Here are some records; copy every line that holds the word "Weather".

*Material*.
——

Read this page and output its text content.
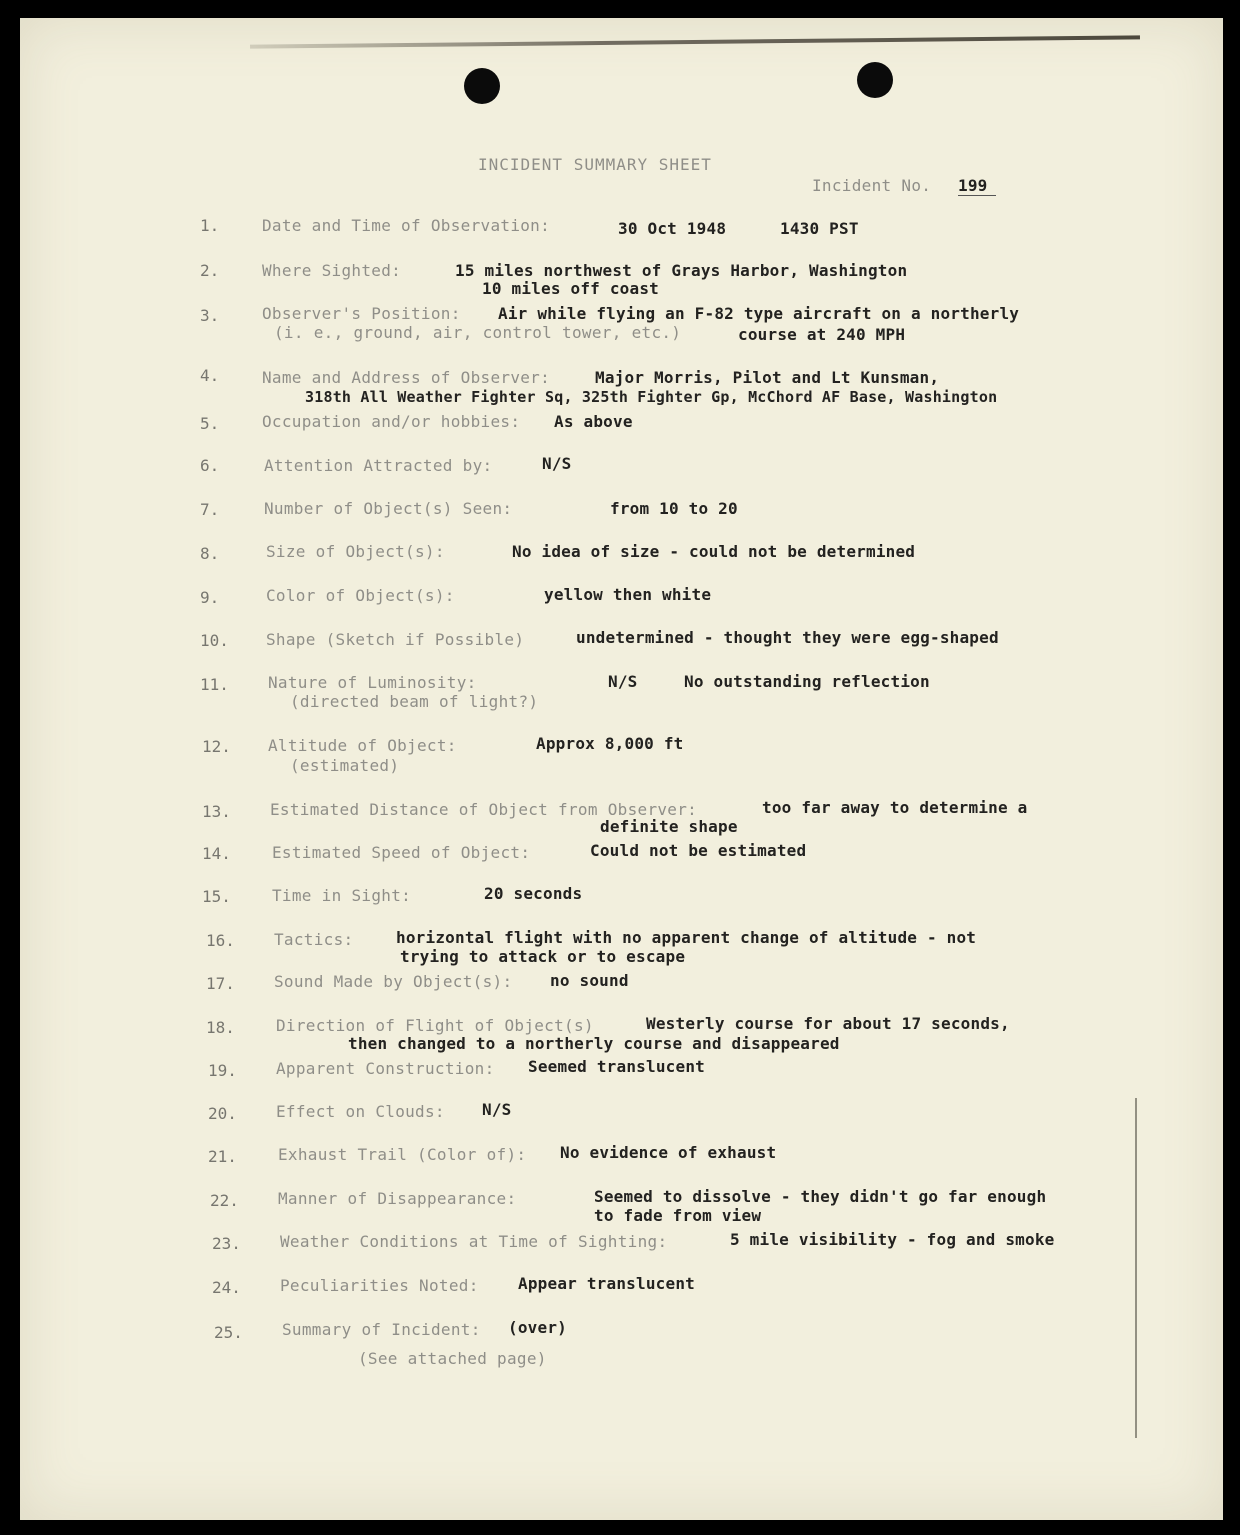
INCIDENT SUMMARY SHEET
Incident No. 199
1.	Date and Time of Observation:	30 Oct 1948	1430 PST
2.	Where Sighted:	15 miles northwest of Grays Harbor, Washington
10 miles off coast
3.	Observer's Position:
(i. e., ground, air, control tower, etc.)
Air while flying an F-82 type aircraft on a northerly
course at 240 MPH
4.	Name and Address of Observer:	Major Morris, Pilot and Lt Kunsman,
318th All Weather Fighter Sq, 325th Fighter Gp, McChord AF Base, Washington
5.	Occupation and/or hobbies: As above
6.	Attention Attracted by:	N/S
7.	Number of Object(s) Seen:	from 10 to 20
8.	Size of Object(s):	No idea of size - could not be determined
9.	Color of Object(s):	yellow then white
10. Shape (Sketch if Possible)	undetermined - thought they were egg-shaped
11. Nature of Luminosity:
(directed beam of light?)
N/S	No outstanding reflection
12. Altitude of Object:
(estimated)
Approx 8,000 ft
13. Estimated Distance of Object from Observer:	too far away to determine a
definite shape
14.	Estimated Speed of Object:	Could not be estimated
15.	Time in Sight:	20 seconds
16. Tactics:	horizontal flight with no apparent change of altitude - not
trying to attack or to escape
17. Sound Made by Object(s): no sound
18.	Direction of Flight of Object(s)	Westerly course for about 17 seconds,
then changed to a northerly course and disappeared
19. Apparent Construction: Seemed translucent
20. Effect on Clouds: N/S
21.	Exhaust Trail (Color of): No evidence of exhaust
22. Manner of Disappearance:	Seemed to dissolve - they didn't go far enough
to fade from view
23. Weather Conditions at Time of Sighting:	5 mile visibility - fog and smoke
24. Peculiarities Noted: Appear translucent
25. Summary of Incident: (over)
(See attached page)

——

*Answer to the exercise*.
318th All Weather Fighter Sq, 325th Fighter Gp, McChord AF Base, Washington
23. Weather Conditions at Time of Sighting:	5 mile visibility - fog and smoke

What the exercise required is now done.